Your task:
Extract the lines that carry the string "data" from the listing.

= = =

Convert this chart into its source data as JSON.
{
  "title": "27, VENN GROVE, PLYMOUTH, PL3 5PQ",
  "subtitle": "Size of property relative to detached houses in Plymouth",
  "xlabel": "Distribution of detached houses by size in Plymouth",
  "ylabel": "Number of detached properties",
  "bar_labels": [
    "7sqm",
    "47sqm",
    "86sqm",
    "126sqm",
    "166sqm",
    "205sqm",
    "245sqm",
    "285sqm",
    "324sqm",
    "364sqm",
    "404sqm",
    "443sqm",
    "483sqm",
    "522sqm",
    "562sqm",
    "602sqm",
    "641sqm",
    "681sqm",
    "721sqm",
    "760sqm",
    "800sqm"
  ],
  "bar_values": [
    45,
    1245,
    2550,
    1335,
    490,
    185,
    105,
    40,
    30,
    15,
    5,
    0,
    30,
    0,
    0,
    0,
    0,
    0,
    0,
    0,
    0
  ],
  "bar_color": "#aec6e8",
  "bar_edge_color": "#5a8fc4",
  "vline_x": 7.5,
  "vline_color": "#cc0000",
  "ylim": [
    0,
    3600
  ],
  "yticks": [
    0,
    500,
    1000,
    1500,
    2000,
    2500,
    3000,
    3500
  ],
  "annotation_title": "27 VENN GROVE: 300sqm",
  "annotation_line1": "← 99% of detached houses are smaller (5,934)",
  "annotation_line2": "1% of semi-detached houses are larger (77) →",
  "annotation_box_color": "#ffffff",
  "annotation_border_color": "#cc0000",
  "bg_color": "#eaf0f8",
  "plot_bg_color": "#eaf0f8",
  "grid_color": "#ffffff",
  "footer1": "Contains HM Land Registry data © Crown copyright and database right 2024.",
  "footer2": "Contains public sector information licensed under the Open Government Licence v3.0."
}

= = =

Worked answer:
Convert this chart into its source data as JSON.
  "footer1": "Contains HM Land Registry data © Crown copyright and database right 2024.",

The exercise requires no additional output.